READING PASSAGE:
○ ○ ○ ○ ○
The point and purpose of this design is to put a defined answer to that never ending question that every electronics forum sees almost every single day which we all know as, 'Please sirs I have need for 555 sine wave inverter circuit' or something to that effect. So to answer that never ending question here is a complete yet basic 555 timer IC based pulse width shaped sine wave power inverter schematic that is adaptable to almost any range of input and output voltages and power levels while still being buildable from basic common parts.

The basic principal behind this design is that the common 555 timer IC can operate in a number of different modes with only a few additional resistors and capacitors in order to serve in a wide range of functions and applications. In this circuit the two 555 timer IC’s are working together to produce two base frequency wave forms which are added together in the LM1458 Op amp IC resulting a 50 or 60 Hz PWM shaped sine wave superimposed on a 30KHz base switching frequency.
○ ○ ○ ○ ○
EXERCISE REQUIREMENTS:
1) According to the 555 sine wave inverter text, which IC combines the two base frequency waveforms?
2) From the 555 sine wave inverter text, copy word for word the passage from "The point and" to "basic common parts.".
○ ○ ○ ○ ○
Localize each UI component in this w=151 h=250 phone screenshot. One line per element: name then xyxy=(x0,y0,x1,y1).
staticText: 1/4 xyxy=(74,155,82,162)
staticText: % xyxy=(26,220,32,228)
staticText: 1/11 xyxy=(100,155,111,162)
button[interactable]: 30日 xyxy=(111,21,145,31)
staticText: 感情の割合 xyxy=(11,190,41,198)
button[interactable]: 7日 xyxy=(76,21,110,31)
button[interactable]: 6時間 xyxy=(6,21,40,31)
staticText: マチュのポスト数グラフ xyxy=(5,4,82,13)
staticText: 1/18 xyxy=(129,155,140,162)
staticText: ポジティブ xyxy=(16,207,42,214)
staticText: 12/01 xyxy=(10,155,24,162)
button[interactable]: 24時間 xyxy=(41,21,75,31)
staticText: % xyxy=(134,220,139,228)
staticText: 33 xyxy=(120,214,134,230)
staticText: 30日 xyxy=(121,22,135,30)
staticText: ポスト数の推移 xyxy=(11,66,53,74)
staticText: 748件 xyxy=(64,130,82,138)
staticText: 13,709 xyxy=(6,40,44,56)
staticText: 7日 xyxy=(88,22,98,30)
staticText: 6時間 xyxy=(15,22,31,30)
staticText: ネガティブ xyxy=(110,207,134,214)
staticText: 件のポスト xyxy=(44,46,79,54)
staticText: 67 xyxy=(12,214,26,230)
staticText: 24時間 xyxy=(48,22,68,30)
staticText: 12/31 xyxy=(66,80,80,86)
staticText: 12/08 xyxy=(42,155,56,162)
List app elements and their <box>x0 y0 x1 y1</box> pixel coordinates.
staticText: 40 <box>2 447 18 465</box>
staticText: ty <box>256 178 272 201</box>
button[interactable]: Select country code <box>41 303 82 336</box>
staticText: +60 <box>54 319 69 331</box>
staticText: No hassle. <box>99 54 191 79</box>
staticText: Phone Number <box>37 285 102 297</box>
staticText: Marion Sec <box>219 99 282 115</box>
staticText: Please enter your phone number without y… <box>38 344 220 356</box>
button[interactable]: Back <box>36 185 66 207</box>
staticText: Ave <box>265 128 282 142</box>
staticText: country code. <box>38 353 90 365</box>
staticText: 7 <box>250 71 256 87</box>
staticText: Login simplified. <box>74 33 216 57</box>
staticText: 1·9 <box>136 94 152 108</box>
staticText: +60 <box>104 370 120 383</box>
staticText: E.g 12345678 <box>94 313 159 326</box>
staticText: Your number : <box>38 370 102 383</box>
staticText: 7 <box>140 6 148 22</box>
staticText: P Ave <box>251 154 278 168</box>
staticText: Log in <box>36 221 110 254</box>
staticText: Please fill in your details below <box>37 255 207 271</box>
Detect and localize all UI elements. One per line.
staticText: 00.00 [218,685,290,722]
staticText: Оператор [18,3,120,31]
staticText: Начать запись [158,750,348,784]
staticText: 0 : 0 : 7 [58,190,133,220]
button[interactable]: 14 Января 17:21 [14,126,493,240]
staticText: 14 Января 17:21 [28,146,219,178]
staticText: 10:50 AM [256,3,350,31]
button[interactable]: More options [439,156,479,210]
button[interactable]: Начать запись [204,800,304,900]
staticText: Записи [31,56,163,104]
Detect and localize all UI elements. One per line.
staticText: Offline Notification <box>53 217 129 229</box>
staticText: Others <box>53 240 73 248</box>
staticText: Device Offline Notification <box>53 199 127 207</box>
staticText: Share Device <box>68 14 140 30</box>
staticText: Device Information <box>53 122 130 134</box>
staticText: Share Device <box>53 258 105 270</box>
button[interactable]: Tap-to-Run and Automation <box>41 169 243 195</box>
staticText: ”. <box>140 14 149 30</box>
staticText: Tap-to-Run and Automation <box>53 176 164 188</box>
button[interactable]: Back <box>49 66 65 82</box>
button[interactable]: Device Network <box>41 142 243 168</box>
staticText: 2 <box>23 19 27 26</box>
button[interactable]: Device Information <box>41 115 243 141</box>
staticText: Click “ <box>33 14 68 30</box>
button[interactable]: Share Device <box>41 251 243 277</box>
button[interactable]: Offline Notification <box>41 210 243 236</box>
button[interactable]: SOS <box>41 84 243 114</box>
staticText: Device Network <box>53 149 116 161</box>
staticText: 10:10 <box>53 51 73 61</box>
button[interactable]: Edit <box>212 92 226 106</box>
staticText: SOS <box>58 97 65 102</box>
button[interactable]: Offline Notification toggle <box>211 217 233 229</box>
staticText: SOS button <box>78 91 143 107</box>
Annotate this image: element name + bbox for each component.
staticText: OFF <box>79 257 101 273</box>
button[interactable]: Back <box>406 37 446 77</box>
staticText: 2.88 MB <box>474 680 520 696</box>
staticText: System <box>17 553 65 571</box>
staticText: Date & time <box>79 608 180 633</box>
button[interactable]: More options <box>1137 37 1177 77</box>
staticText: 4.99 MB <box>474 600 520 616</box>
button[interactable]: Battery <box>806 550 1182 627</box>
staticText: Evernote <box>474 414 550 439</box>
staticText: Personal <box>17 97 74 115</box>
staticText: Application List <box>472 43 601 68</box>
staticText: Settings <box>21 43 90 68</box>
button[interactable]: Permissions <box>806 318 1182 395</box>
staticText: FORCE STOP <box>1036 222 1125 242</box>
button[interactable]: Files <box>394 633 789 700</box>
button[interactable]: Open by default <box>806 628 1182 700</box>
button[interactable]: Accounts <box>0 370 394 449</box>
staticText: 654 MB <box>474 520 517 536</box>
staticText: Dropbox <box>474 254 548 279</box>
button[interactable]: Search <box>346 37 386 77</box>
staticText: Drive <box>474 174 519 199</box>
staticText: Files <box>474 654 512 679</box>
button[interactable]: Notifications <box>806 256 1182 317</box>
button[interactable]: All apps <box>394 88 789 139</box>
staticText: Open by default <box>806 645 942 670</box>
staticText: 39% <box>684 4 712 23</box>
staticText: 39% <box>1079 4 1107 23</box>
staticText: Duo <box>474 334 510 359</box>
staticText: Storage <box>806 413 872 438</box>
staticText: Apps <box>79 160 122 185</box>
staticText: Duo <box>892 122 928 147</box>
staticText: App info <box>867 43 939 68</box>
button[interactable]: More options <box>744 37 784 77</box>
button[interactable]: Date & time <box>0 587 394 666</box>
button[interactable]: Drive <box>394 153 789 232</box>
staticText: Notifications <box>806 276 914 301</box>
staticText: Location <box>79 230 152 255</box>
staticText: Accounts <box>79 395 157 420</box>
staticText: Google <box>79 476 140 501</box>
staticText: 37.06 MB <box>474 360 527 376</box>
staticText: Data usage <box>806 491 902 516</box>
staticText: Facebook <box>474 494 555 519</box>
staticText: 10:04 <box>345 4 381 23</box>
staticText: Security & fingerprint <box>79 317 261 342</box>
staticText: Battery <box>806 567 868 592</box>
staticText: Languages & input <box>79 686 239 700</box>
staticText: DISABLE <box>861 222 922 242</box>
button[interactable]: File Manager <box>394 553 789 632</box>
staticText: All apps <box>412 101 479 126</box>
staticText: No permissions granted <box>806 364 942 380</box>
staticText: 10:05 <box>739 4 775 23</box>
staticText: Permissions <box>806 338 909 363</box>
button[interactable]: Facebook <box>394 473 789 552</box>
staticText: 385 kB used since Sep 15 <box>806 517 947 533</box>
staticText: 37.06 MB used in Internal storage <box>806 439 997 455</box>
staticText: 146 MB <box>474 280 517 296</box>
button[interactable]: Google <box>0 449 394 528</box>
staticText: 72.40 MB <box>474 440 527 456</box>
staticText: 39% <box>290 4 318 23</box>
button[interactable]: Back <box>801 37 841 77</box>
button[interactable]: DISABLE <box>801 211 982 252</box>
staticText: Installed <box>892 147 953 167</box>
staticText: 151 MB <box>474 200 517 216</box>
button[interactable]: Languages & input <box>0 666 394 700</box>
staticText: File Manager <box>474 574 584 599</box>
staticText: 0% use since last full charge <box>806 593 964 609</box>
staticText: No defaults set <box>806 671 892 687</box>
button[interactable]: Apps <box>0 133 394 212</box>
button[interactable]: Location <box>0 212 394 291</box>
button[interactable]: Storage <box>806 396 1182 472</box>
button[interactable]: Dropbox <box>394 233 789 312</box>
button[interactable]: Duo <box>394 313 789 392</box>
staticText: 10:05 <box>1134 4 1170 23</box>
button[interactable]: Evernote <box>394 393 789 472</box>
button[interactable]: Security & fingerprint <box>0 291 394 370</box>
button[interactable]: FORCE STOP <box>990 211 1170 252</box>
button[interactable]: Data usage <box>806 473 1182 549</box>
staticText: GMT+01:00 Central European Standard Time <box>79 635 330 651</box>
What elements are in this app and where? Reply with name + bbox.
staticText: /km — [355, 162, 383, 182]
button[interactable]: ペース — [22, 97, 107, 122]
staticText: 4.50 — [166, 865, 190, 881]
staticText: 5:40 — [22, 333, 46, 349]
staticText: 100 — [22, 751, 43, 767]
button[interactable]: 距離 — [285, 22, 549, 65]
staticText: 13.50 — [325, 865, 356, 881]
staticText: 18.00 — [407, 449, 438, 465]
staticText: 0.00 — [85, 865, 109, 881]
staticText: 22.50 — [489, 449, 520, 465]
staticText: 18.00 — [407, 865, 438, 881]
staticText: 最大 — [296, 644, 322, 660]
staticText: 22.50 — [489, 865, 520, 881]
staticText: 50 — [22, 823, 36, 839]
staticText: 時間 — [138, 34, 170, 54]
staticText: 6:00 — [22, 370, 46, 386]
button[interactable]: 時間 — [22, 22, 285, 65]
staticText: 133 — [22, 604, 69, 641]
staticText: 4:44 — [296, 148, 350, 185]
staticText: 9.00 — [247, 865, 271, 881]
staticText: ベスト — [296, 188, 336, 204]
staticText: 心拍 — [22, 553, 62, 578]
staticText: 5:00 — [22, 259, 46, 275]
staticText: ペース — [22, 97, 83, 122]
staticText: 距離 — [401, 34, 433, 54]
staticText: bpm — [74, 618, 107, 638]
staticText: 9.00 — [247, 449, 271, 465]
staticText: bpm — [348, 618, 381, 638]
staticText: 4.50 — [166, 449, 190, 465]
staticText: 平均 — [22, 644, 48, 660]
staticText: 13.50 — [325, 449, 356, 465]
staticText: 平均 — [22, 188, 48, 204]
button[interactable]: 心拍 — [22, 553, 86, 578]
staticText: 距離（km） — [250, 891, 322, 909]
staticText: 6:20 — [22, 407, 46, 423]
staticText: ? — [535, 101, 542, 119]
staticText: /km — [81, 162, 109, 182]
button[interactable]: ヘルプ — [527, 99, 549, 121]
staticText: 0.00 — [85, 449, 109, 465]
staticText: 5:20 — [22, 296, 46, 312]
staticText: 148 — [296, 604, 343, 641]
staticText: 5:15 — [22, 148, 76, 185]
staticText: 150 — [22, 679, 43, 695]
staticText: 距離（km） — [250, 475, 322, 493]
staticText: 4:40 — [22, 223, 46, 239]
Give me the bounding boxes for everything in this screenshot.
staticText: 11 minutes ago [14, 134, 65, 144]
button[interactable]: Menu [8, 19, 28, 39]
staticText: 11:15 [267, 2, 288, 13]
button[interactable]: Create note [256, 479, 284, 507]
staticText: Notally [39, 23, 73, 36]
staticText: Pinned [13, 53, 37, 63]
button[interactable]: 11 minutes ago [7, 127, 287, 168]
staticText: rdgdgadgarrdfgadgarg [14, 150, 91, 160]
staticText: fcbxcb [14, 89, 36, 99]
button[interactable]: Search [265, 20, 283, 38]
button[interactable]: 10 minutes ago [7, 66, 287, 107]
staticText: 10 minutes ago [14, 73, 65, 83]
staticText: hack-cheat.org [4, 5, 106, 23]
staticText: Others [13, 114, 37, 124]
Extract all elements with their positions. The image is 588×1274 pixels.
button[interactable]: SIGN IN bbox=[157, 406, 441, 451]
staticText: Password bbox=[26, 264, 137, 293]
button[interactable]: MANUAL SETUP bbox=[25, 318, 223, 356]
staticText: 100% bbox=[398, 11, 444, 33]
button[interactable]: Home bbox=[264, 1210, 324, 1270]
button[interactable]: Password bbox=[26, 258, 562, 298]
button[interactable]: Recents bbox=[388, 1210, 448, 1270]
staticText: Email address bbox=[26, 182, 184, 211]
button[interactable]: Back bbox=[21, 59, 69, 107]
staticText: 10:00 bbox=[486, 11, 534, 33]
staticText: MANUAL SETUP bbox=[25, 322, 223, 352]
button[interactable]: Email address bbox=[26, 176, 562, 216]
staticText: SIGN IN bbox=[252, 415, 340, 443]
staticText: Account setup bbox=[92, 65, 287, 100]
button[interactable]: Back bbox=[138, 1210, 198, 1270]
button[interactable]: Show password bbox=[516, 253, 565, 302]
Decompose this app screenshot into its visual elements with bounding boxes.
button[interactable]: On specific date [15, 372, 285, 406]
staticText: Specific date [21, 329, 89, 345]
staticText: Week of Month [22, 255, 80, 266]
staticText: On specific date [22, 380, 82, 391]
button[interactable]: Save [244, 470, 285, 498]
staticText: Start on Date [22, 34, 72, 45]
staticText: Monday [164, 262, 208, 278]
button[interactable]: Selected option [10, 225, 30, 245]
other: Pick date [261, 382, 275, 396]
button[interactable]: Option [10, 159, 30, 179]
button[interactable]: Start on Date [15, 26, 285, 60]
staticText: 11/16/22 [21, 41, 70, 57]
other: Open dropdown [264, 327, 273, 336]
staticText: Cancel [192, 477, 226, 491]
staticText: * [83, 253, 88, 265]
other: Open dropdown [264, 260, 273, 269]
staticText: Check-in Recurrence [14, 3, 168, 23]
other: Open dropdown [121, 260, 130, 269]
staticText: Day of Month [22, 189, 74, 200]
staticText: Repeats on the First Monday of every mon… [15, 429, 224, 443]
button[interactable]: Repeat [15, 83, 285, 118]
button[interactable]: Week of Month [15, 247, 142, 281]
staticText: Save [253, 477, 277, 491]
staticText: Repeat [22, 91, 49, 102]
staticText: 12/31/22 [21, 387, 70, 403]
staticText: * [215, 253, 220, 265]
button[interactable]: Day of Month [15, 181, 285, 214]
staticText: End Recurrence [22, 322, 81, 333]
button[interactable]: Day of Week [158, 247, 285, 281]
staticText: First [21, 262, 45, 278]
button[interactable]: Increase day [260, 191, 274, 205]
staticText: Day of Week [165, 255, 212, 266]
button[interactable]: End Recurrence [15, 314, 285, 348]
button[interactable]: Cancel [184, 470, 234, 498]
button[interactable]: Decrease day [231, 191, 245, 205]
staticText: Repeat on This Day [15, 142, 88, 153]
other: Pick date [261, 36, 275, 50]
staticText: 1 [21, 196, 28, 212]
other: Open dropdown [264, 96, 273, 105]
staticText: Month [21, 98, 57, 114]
○ ○ ○ ○ ○
ANSWER SET:
1) The LM1458 op amp IC.

2)
The point and purpose of this design is to put a defined answer to that never ending question that every electronics forum sees almost every single day which we all know as, 'Please sirs I have need for 555 sine wave inverter circuit' or something to that effect. So to answer that never ending question here is a complete yet basic 555 timer IC based pulse width shaped sine wave power inverter schematic that is adaptable to almost any range of input and output voltages and power levels while still being buildable from basic common parts.